Tally up the lines below that include the word "color". Answer with the number alone.
►
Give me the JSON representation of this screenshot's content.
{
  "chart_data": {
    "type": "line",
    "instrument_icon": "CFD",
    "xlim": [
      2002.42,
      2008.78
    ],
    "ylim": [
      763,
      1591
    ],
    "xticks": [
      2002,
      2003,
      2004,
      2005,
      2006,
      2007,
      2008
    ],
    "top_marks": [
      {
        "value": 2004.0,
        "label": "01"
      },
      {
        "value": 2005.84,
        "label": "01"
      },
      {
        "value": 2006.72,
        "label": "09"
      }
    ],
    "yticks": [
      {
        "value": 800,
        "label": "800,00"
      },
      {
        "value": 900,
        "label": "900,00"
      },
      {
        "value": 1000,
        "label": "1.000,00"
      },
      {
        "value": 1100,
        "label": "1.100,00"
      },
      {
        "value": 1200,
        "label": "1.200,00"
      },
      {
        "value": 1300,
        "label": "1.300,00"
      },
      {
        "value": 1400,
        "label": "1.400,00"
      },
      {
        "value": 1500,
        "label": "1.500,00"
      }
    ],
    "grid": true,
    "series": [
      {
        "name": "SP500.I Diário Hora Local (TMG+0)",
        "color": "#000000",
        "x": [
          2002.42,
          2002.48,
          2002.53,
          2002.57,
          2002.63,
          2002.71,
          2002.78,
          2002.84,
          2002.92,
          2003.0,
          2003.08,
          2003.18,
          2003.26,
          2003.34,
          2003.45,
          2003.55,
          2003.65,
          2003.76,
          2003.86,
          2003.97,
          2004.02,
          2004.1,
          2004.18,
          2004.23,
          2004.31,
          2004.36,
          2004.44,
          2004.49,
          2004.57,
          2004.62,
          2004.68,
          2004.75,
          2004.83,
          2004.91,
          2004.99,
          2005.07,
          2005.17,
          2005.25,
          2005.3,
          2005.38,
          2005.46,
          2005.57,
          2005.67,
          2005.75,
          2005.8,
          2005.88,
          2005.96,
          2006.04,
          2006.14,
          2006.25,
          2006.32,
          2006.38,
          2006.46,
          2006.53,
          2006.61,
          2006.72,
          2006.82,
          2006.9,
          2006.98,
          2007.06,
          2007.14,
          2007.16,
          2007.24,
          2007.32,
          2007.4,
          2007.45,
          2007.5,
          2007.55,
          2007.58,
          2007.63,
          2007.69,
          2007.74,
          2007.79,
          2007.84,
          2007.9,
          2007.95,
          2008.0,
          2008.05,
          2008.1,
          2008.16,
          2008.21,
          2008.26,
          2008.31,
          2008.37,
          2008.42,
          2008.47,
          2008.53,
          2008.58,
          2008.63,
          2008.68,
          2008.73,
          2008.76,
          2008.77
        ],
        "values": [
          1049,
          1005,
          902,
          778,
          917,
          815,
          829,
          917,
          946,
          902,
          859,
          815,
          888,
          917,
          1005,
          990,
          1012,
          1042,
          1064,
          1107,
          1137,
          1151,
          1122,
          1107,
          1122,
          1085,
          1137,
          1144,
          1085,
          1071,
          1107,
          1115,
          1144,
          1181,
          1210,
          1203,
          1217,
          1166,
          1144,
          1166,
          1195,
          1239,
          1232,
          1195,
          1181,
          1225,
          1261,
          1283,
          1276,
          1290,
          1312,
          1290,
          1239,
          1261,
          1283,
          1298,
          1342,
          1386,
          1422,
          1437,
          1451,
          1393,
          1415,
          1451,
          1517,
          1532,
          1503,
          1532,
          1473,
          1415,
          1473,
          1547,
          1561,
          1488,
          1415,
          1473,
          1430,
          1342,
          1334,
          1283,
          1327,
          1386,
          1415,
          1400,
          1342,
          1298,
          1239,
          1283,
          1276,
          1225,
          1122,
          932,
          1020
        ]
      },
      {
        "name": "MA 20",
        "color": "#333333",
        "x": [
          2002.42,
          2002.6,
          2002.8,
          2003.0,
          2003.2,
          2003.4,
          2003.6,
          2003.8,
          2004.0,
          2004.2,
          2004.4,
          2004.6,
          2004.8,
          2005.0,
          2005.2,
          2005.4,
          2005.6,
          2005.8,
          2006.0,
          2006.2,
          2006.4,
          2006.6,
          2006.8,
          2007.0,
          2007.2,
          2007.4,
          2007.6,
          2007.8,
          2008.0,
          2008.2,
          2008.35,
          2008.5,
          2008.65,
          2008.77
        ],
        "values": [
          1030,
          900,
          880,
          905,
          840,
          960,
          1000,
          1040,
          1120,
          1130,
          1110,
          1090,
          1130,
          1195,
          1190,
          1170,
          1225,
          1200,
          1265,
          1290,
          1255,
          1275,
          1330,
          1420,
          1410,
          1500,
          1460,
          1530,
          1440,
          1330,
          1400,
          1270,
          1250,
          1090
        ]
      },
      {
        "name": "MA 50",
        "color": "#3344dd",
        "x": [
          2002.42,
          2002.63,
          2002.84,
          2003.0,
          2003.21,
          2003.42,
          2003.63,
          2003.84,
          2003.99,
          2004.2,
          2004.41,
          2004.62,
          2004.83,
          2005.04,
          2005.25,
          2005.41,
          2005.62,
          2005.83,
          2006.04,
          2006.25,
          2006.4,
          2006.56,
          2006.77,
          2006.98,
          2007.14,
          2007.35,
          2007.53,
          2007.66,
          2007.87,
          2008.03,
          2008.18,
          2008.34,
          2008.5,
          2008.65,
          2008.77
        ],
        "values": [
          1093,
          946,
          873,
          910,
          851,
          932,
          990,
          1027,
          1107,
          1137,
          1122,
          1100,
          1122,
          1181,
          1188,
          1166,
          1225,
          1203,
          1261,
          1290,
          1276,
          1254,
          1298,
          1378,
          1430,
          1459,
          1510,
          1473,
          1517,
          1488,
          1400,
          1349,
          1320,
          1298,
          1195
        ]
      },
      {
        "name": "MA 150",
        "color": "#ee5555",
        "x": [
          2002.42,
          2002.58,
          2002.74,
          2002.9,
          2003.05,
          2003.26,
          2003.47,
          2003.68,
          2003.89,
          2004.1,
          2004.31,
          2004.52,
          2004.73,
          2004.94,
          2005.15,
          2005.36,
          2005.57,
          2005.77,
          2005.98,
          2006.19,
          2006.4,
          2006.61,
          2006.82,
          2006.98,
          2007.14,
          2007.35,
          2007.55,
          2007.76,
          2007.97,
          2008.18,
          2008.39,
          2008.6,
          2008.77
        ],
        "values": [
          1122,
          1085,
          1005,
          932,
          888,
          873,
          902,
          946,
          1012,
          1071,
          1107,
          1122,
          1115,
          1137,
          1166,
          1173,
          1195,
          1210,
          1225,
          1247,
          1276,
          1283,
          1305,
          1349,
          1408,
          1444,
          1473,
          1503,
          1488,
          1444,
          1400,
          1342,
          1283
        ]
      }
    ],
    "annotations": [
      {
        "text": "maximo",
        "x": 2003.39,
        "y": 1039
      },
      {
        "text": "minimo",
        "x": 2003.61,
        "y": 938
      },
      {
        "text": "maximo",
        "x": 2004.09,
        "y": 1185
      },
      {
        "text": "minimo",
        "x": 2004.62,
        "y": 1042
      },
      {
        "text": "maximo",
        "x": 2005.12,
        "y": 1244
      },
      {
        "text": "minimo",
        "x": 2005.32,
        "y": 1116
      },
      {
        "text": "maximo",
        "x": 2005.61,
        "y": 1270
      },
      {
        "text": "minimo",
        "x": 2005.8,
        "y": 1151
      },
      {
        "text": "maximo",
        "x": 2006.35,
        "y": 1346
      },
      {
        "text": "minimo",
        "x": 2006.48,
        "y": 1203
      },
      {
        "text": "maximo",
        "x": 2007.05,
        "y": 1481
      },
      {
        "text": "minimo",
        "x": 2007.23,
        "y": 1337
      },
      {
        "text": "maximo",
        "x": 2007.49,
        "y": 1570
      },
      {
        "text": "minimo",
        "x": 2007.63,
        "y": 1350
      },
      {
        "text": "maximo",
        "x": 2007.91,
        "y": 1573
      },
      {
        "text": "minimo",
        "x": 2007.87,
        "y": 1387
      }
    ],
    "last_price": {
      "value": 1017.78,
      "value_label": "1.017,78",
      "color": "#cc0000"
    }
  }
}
◄
◆ COMPLETE OUTPUT
5